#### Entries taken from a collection
++++++++

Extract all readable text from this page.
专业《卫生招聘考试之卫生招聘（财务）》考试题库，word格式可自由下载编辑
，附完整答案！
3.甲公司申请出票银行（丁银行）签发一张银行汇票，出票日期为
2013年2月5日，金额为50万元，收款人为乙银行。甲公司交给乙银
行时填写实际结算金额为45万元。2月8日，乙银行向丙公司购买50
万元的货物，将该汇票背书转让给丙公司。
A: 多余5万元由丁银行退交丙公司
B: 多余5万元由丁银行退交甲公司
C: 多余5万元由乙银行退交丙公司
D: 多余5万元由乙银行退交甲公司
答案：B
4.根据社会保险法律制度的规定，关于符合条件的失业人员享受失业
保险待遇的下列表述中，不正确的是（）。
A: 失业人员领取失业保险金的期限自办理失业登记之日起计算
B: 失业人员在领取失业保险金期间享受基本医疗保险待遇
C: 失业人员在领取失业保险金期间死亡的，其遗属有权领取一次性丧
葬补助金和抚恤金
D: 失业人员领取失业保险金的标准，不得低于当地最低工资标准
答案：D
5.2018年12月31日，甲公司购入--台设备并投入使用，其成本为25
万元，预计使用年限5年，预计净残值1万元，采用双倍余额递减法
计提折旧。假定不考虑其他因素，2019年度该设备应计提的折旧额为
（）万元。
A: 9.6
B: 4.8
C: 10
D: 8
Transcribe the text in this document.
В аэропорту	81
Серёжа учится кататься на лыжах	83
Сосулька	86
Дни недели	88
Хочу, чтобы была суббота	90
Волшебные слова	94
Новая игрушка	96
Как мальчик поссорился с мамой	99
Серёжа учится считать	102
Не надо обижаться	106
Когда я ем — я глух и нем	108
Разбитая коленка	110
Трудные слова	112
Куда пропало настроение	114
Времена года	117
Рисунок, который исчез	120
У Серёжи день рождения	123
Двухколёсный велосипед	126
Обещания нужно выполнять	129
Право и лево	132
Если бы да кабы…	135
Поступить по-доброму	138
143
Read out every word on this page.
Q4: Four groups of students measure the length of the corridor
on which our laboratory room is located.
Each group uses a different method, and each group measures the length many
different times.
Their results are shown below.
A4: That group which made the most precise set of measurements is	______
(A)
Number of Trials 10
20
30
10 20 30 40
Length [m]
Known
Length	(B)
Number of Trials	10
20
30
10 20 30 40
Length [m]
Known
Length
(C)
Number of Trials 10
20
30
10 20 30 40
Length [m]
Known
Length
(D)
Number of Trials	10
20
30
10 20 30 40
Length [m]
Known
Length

++++++++

#### JOB
Take the data above and return it exactly.

#### TASK ANSWER
Extract all readable text from this page.
专业《卫生招聘考试之卫生招聘（财务）》考试题库，word格式可自由下载编辑
，附完整答案！
3.甲公司申请出票银行（丁银行）签发一张银行汇票，出票日期为
2013年2月5日，金额为50万元，收款人为乙银行。甲公司交给乙银
行时填写实际结算金额为45万元。2月8日，乙银行向丙公司购买50
万元的货物，将该汇票背书转让给丙公司。
A: 多余5万元由丁银行退交丙公司
B: 多余5万元由丁银行退交甲公司
C: 多余5万元由乙银行退交丙公司
D: 多余5万元由乙银行退交甲公司
答案：B
4.根据社会保险法律制度的规定，关于符合条件的失业人员享受失业
保险待遇的下列表述中，不正确的是（）。
A: 失业人员领取失业保险金的期限自办理失业登记之日起计算
B: 失业人员在领取失业保险金期间享受基本医疗保险待遇
C: 失业人员在领取失业保险金期间死亡的，其遗属有权领取一次性丧
葬补助金和抚恤金
D: 失业人员领取失业保险金的标准，不得低于当地最低工资标准
答案：D
5.2018年12月31日，甲公司购入--台设备并投入使用，其成本为25
万元，预计使用年限5年，预计净残值1万元，采用双倍余额递减法
计提折旧。假定不考虑其他因素，2019年度该设备应计提的折旧额为
（）万元。
A: 9.6
B: 4.8
C: 10
D: 8
Transcribe the text in this document.
В аэропорту	81
Серёжа учится кататься на лыжах	83
Сосулька	86
Дни недели	88
Хочу, чтобы была суббота	90
Волшебные слова	94
Новая игрушка	96
Как мальчик поссорился с мамой	99
Серёжа учится считать	102
Не надо обижаться	106
Когда я ем — я глух и нем	108
Разбитая коленка	110
Трудные слова	112
Куда пропало настроение	114
Времена года	117
Рисунок, который исчез	120
У Серёжи день рождения	123
Двухколёсный велосипед	126
Обещания нужно выполнять	129
Право и лево	132
Если бы да кабы…	135
Поступить по-доброму	138
143
Read out every word on this page.
Q4: Four groups of students measure the length of the corridor
on which our laboratory room is located.
Each group uses a different method, and each group measures the length many
different times.
Their results are shown below.
A4: That group which made the most precise set of measurements is	______
(A)
Number of Trials 10
20
30
10 20 30 40
Length [m]
Known
Length	(B)
Number of Trials	10
20
30
10 20 30 40
Length [m]
Known
Length
(C)
Number of Trials 10
20
30
10 20 30 40
Length [m]
Known
Length
(D)
Number of Trials	10
20
30
10 20 30 40
Length [m]
Known
Length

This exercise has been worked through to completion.